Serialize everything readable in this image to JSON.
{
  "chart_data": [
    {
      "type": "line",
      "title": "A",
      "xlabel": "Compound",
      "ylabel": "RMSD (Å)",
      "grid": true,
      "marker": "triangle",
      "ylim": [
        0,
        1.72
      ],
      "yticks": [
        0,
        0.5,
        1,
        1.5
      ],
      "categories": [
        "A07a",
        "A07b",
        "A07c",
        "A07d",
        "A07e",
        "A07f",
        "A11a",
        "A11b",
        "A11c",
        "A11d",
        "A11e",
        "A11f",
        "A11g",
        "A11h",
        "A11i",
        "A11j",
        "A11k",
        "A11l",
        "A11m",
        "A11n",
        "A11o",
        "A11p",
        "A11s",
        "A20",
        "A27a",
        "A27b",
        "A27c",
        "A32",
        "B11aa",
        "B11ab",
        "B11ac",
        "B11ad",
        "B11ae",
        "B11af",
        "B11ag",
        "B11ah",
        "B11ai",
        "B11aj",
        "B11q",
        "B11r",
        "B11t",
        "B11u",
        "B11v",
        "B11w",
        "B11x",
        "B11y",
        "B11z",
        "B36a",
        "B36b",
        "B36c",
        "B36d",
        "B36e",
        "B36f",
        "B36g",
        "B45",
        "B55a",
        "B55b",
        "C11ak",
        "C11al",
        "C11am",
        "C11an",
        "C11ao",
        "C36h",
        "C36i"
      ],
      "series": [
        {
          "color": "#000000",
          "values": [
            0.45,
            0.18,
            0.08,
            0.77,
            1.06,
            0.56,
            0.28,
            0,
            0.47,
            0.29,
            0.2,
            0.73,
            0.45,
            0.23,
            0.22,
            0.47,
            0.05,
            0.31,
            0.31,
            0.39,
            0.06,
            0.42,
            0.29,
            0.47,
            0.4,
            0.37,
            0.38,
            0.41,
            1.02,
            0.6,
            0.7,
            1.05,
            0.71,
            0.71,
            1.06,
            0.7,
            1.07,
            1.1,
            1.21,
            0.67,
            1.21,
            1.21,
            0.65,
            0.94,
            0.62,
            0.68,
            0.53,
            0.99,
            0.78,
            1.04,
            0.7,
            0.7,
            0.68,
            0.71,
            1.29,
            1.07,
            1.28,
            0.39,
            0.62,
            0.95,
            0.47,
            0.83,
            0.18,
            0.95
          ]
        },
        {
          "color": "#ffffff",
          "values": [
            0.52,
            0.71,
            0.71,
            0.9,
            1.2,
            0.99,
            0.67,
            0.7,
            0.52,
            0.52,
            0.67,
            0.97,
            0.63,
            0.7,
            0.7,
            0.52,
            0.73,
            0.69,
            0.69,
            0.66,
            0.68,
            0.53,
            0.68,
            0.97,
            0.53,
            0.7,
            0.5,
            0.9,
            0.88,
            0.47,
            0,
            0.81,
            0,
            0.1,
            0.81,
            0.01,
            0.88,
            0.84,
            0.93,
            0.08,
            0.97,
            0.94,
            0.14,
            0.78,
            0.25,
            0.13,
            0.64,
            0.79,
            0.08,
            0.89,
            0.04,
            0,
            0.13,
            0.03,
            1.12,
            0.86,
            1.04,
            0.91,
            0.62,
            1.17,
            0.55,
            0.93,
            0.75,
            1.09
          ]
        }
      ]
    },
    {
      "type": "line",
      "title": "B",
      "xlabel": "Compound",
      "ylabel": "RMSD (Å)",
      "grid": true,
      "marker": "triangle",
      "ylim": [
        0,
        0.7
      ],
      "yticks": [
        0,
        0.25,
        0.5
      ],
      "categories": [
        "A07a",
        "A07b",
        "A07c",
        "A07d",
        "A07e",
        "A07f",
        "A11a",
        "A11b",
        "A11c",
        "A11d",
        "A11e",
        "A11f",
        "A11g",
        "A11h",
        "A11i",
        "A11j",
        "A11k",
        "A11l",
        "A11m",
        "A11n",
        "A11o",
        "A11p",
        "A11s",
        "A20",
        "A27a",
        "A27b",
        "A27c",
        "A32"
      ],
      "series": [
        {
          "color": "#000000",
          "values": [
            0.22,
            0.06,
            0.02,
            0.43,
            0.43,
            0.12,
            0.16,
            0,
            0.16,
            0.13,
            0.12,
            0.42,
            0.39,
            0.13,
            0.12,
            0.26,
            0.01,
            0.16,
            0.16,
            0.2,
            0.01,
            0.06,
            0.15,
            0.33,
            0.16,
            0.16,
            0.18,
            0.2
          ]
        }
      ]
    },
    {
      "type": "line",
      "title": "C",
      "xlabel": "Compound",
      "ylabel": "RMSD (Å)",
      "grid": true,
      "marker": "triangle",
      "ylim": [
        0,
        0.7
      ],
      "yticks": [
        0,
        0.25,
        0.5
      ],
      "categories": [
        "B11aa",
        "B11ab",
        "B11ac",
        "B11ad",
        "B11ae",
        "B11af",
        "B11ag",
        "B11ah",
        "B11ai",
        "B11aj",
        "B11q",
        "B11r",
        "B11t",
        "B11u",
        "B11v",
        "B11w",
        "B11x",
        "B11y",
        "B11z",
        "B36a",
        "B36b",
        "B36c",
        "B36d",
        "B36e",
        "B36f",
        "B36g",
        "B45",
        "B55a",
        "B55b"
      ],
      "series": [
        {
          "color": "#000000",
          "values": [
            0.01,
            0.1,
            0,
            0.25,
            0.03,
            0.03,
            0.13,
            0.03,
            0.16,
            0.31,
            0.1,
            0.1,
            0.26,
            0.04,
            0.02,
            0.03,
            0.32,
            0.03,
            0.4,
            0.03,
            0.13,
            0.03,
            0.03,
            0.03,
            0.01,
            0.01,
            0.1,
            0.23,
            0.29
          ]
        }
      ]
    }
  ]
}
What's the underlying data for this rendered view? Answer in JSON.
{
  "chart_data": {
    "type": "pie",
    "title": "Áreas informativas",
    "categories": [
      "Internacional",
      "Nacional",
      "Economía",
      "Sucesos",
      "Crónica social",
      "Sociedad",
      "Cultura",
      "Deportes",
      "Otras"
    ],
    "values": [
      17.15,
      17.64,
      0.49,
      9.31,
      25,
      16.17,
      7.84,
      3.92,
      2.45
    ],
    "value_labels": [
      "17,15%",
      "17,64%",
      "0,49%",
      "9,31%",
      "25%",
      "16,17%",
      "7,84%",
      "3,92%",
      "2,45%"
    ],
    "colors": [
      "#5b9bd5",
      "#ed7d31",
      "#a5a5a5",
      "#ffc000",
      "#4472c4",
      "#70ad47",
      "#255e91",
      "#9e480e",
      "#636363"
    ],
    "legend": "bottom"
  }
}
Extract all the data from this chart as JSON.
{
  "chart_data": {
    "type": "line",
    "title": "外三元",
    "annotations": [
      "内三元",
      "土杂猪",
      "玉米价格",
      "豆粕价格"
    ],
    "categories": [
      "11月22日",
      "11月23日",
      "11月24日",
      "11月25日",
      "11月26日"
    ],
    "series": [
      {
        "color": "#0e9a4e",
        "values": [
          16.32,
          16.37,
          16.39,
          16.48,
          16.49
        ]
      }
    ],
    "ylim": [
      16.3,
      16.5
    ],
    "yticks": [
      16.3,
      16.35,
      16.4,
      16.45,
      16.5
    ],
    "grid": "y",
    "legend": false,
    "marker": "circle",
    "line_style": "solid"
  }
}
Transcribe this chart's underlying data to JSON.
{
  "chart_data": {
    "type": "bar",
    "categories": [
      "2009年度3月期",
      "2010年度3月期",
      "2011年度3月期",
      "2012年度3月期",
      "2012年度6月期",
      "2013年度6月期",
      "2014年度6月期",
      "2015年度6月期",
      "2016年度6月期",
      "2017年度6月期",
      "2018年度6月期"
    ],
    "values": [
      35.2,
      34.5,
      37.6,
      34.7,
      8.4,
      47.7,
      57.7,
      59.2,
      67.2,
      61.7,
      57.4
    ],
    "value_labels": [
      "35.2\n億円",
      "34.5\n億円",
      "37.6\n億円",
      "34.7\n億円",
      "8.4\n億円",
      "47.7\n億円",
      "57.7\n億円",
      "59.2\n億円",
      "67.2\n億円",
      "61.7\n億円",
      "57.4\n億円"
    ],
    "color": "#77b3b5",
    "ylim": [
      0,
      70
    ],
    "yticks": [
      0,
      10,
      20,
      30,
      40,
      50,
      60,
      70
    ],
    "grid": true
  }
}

▶ [Short task]:
Read the data above and pull out each line that holds the string "JSON".

▶ [Correct result]:
Serialize everything readable in this image to JSON.
What's the underlying data for this rendered view? Answer in JSON.
Extract all the data from this chart as JSON.
Transcribe this chart's underlying data to JSON.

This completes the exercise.